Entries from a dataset
::::

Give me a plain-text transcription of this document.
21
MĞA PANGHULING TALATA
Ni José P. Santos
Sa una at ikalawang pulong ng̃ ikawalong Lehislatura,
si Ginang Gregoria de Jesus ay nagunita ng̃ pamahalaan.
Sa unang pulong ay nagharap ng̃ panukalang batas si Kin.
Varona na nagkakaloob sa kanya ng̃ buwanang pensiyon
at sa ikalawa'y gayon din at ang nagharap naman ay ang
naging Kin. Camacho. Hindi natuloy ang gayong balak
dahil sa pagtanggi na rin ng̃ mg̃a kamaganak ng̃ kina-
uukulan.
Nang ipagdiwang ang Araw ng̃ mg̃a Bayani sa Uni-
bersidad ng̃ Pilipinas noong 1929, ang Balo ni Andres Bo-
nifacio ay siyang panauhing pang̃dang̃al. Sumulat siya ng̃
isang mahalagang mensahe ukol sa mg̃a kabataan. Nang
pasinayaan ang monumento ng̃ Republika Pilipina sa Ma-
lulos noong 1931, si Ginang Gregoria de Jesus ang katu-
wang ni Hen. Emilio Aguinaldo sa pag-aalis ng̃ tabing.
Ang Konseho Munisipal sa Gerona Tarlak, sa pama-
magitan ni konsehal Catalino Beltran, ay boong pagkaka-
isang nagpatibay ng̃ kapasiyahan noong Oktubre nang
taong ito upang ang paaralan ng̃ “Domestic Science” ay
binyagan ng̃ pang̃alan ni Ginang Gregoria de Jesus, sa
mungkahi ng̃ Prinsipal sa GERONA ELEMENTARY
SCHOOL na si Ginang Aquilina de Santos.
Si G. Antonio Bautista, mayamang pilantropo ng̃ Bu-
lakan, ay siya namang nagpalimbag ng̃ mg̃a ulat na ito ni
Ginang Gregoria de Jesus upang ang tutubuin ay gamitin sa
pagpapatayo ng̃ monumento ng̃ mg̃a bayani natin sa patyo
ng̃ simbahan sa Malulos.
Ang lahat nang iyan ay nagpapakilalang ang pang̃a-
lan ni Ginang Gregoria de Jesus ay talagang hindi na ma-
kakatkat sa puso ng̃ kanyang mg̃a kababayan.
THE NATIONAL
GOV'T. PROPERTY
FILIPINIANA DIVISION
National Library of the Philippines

::::

TASK BRIEF:
Write out the whole listing again. Match it word for word.

RESPONSE FOR THIS EXERCISE:
Give me a plain-text transcription of this document.
21
MĞA PANGHULING TALATA
Ni José P. Santos
Sa una at ikalawang pulong ng̃ ikawalong Lehislatura,
si Ginang Gregoria de Jesus ay nagunita ng̃ pamahalaan.
Sa unang pulong ay nagharap ng̃ panukalang batas si Kin.
Varona na nagkakaloob sa kanya ng̃ buwanang pensiyon
at sa ikalawa'y gayon din at ang nagharap naman ay ang
naging Kin. Camacho. Hindi natuloy ang gayong balak
dahil sa pagtanggi na rin ng̃ mg̃a kamaganak ng̃ kina-
uukulan.
Nang ipagdiwang ang Araw ng̃ mg̃a Bayani sa Uni-
bersidad ng̃ Pilipinas noong 1929, ang Balo ni Andres Bo-
nifacio ay siyang panauhing pang̃dang̃al. Sumulat siya ng̃
isang mahalagang mensahe ukol sa mg̃a kabataan. Nang
pasinayaan ang monumento ng̃ Republika Pilipina sa Ma-
lulos noong 1931, si Ginang Gregoria de Jesus ang katu-
wang ni Hen. Emilio Aguinaldo sa pag-aalis ng̃ tabing.
Ang Konseho Munisipal sa Gerona Tarlak, sa pama-
magitan ni konsehal Catalino Beltran, ay boong pagkaka-
isang nagpatibay ng̃ kapasiyahan noong Oktubre nang
taong ito upang ang paaralan ng̃ “Domestic Science” ay
binyagan ng̃ pang̃alan ni Ginang Gregoria de Jesus, sa
mungkahi ng̃ Prinsipal sa GERONA ELEMENTARY
SCHOOL na si Ginang Aquilina de Santos.
Si G. Antonio Bautista, mayamang pilantropo ng̃ Bu-
lakan, ay siya namang nagpalimbag ng̃ mg̃a ulat na ito ni
Ginang Gregoria de Jesus upang ang tutubuin ay gamitin sa
pagpapatayo ng̃ monumento ng̃ mg̃a bayani natin sa patyo
ng̃ simbahan sa Malulos.
Ang lahat nang iyan ay nagpapakilalang ang pang̃a-
lan ni Ginang Gregoria de Jesus ay talagang hindi na ma-
kakatkat sa puso ng̃ kanyang mg̃a kababayan.
THE NATIONAL
GOV'T. PROPERTY
FILIPINIANA DIVISION
National Library of the Philippines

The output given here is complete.